start EXCERPT PROVIDED
FMW Anniversary Show chronology
| ← Previous 4th Anniversary | Next → 6th Anniversary |

= FMW 5th Anniversary Show =

The FMW 5th Anniversary Show was a professional wrestling event produced by Frontier Martial-Arts Wrestling (FMW). The event took place on May 5, 1994 at the Kawasaki Stadium in Kawasaki, Kanagawa, Japan. This was the fifth edition of the company's flagship event Anniversary Show, commemorating the fifth anniversary of the company. It was the third edition of the event to take place at Kawasaki Stadium and took place on May 5 for the second consecutive year. May 5 would become a significant date for FMW like January 4 was for New Japan Pro-Wrestling (NJPW).

The main event was an interpromotional no rope exploding barbed wire deathmatch between FMW's ace Atsushi Onita and WAR's Genichiro Tenryu. Tenryu delivered a Powerbomb to win the match. The match stipulated that Onita would be forced to retire if he lost but he revealed that the retirement stipulation would be for the 6th Anniversary Show, a year later, where he truly retired.
end EXCERPT PROVIDED
### [GIVEN EXERCISE]
Please continue the text on the FMW 5th Anniversary Show from the point where it ends. The material that follows comes from another source.
start DATA EXCERPT
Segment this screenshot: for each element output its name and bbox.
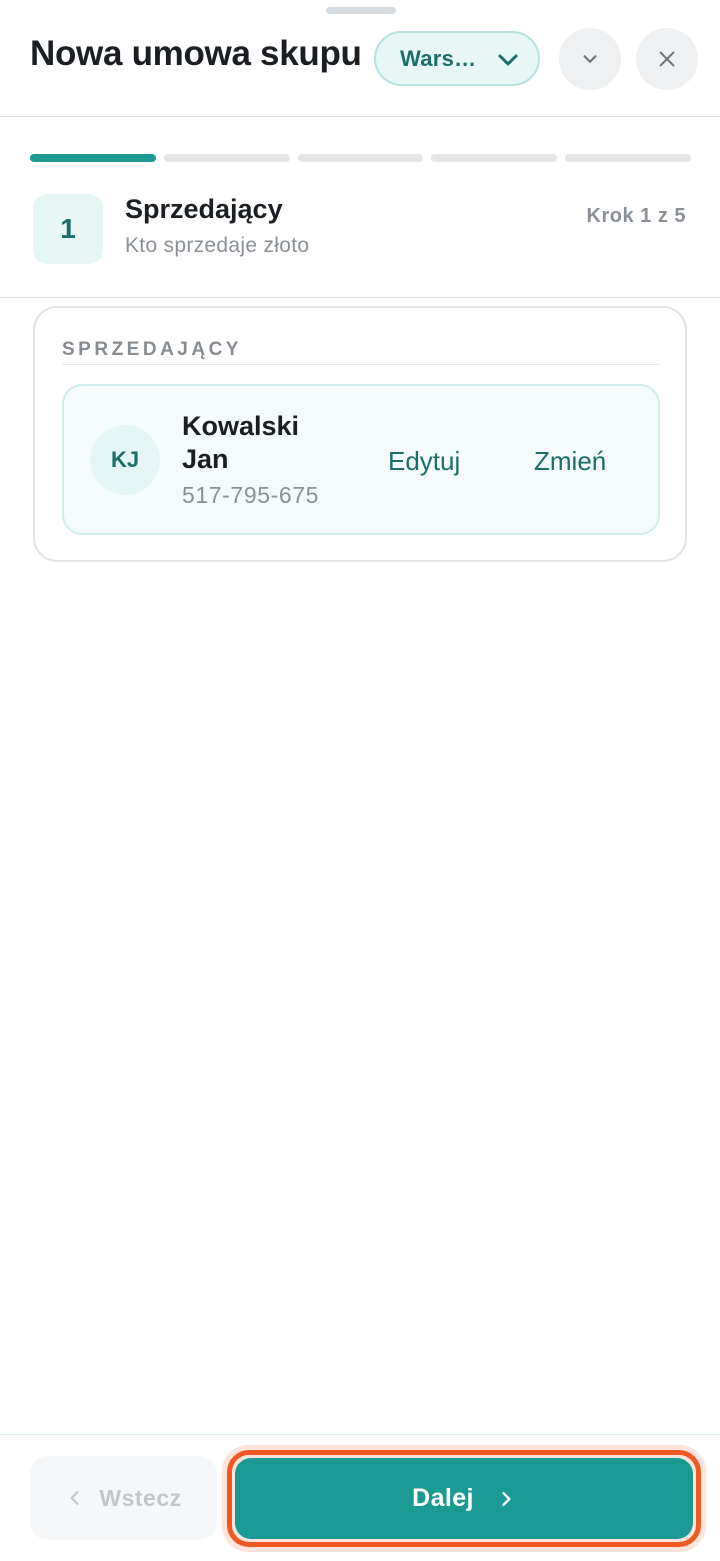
end DATA EXCERPT
### [RIGHT ANSWER]
==Background==
On January 6, 1994, Mr. Pogo defeated Atsushi Onita in a street fight to win the FMW Brass Knuckles Heavyweight Championship. Despite Pogo being Onita's top rival in FMW, a new opponent was required for Onita at 5th Anniversary Show, so Onita began a rivalry with Genichiro Tenryu because Onita and Tenryu thought that a rivalry between both men could become a huge success for FMW and Tenryu's WAR and they planned to work interpromotional matches for each other. Onita and Tarzan Goto represented FMW against WAR's Tenryu and Ashura Hara in an interpromotional tag team match at WAR's Revolution Rumble event on March 2, 1994. Onita pinned Tenryu to set up a no rope exploding barbed wire deathmatch between Onita and Tenryu at 5th Anniversary Show. Onita announced that he would retire if he lost the match. Onita received a title shot against Pogo in a no rope barbed wire deathmatch on March 17, to make his match with Tenryu, a title match but failed to regain the title.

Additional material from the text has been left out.